◆ **Written task**: Single out the lines of the material that contain "crisis" and copy them.

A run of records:
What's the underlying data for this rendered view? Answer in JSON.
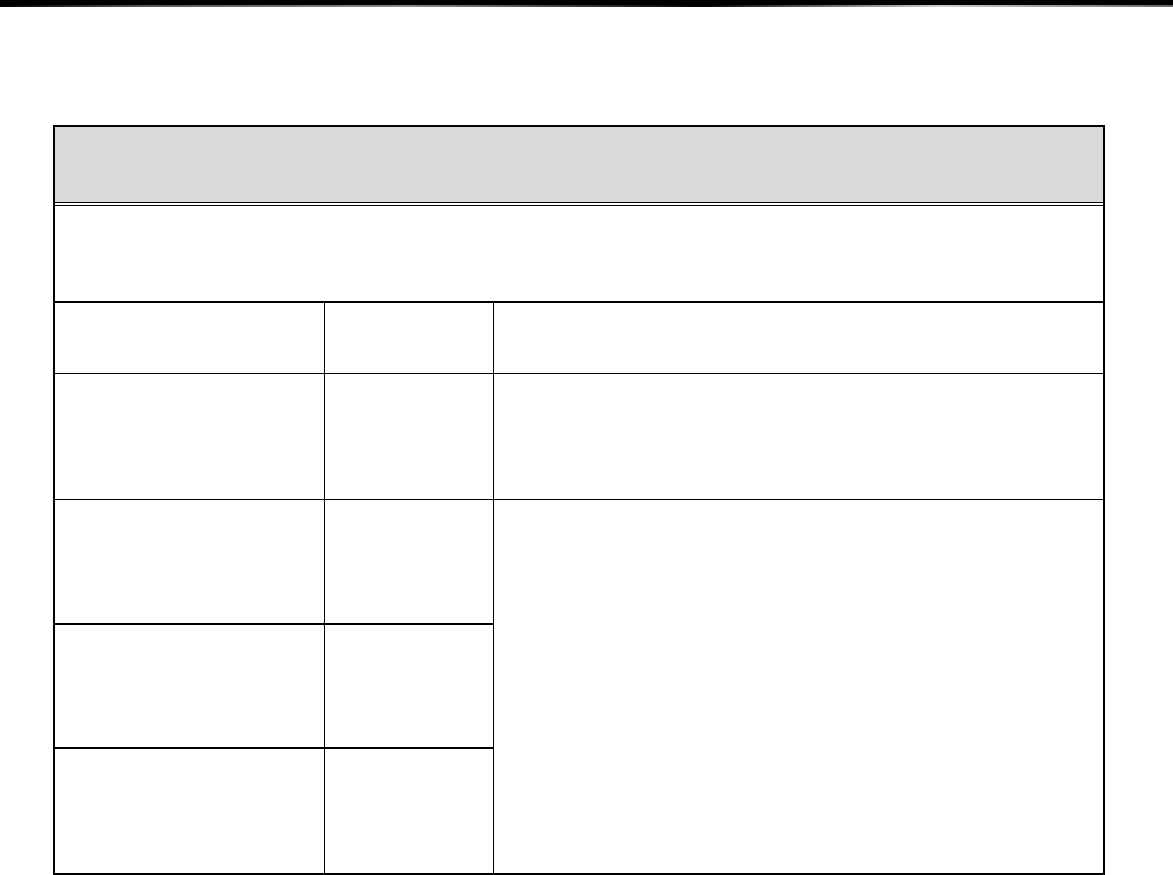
{
  "colors": {
    "header_fill": "#d9d9d9",
    "border": "#000000",
    "background": "#ffffff"
  }
}
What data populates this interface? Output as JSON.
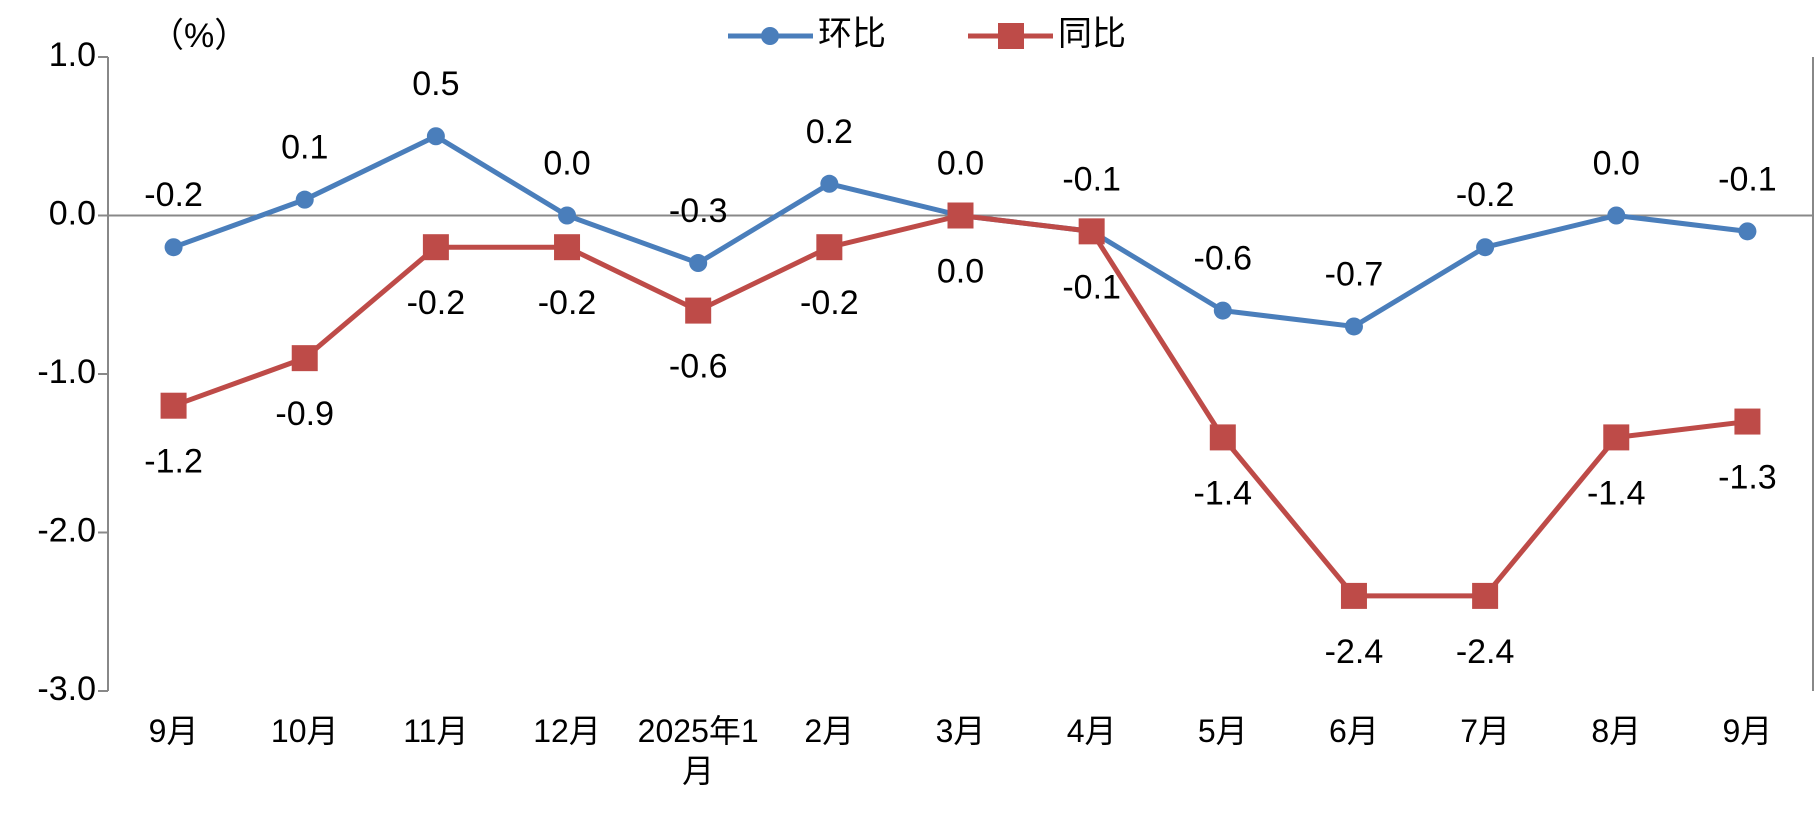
{
  "chart_data": {
    "type": "line",
    "y_unit": "（%）",
    "categories": [
      "9月",
      "10月",
      "11月",
      "12月",
      "2025年1月",
      "2月",
      "3月",
      "4月",
      "5月",
      "6月",
      "7月",
      "8月",
      "9月"
    ],
    "series": [
      {
        "name": "环比",
        "color": "#4a7ebb",
        "marker": "circle",
        "label_position": "above",
        "values": [
          -0.2,
          0.1,
          0.5,
          0.0,
          -0.3,
          0.2,
          0.0,
          -0.1,
          -0.6,
          -0.7,
          -0.2,
          0.0,
          -0.1
        ],
        "value_labels": [
          "-0.2",
          "0.1",
          "0.5",
          "0.0",
          "-0.3",
          "0.2",
          "0.0",
          "-0.1",
          "-0.6",
          "-0.7",
          "-0.2",
          "0.0",
          "-0.1"
        ]
      },
      {
        "name": "同比",
        "color": "#be4b48",
        "marker": "square",
        "label_position": "below",
        "values": [
          -1.2,
          -0.9,
          -0.2,
          -0.2,
          -0.6,
          -0.2,
          0.0,
          -0.1,
          -1.4,
          -2.4,
          -2.4,
          -1.4,
          -1.3
        ],
        "value_labels": [
          "-1.2",
          "-0.9",
          "-0.2",
          "-0.2",
          "-0.6",
          "-0.2",
          "0.0",
          "-0.1",
          "-1.4",
          "-2.4",
          "-2.4",
          "-1.4",
          "-1.3"
        ]
      }
    ],
    "ylim": [
      -3,
      1
    ],
    "yticks": [
      {
        "value": 1,
        "label": "1.0"
      },
      {
        "value": 0,
        "label": "0.0"
      },
      {
        "value": -1,
        "label": "-1.0"
      },
      {
        "value": -2,
        "label": "-2.0"
      },
      {
        "value": -3,
        "label": "-3.0"
      }
    ]
  }
}
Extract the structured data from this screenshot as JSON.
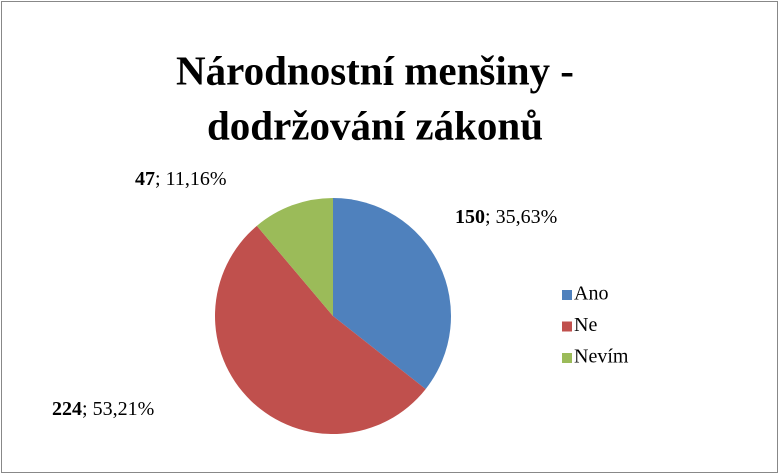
{
  "chart_data": {
    "type": "pie",
    "title": [
      "Národnostní menšiny -",
      "dodržování zákonů"
    ],
    "categories": [
      "Ano",
      "Ne",
      "Nevím"
    ],
    "values": [
      150,
      224,
      47
    ],
    "percent_labels": [
      "35,63%",
      "53,21%",
      "11,16%"
    ],
    "label_separator": "; ",
    "colors": [
      "#4f81bd",
      "#c0504d",
      "#9bbb59"
    ],
    "legend": "right"
  }
}
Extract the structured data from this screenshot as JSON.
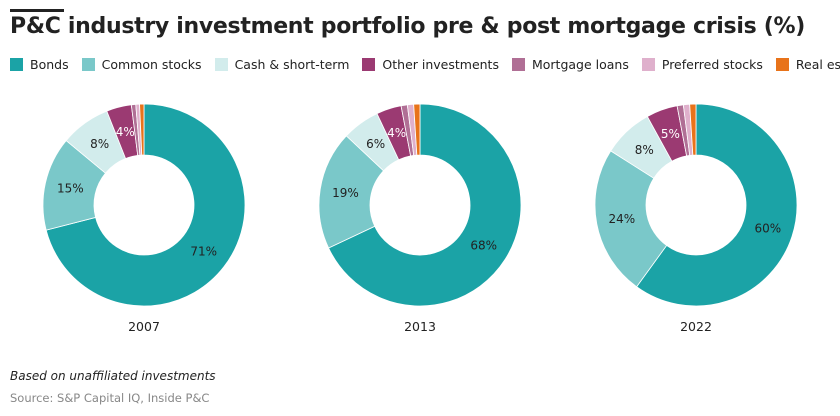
{
  "title": "P&C industry investment portfolio pre & post mortgage crisis (%)",
  "note": "Based on unaffiliated investments",
  "source": "Source: S&P Capital IQ, Inside P&C",
  "chart_data": {
    "type": "pie",
    "subtype": "donut",
    "title": "P&C industry investment portfolio pre & post mortgage crisis (%)",
    "legend_position": "top",
    "categories": [
      "Bonds",
      "Common stocks",
      "Cash & short-term",
      "Other investments",
      "Mortgage loans",
      "Preferred stocks",
      "Real estate"
    ],
    "colors": [
      "#1ba3a6",
      "#7ac8c9",
      "#d2ecec",
      "#9b3a72",
      "#b06f95",
      "#dfb0cc",
      "#e8731a"
    ],
    "charts": [
      {
        "label": "2007",
        "values": [
          71,
          15,
          8,
          4,
          0.7,
          0.6,
          0.7
        ],
        "data_labels": [
          "71%",
          "15%",
          "8%",
          "4%",
          "",
          "",
          ""
        ]
      },
      {
        "label": "2013",
        "values": [
          68,
          19,
          6,
          4,
          1,
          1,
          1
        ],
        "data_labels": [
          "68%",
          "19%",
          "6%",
          "4%",
          "",
          "",
          ""
        ]
      },
      {
        "label": "2022",
        "values": [
          60,
          24,
          8,
          5,
          1,
          1,
          1
        ],
        "data_labels": [
          "60%",
          "24%",
          "8%",
          "5%",
          "",
          "",
          ""
        ]
      }
    ]
  }
}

◆ **Finished exercise**:
  "title": "P&C industry investment portfolio pre & post mortgage crisis (%)",
    "title": "P&C industry investment portfolio pre & post mortgage crisis (%)",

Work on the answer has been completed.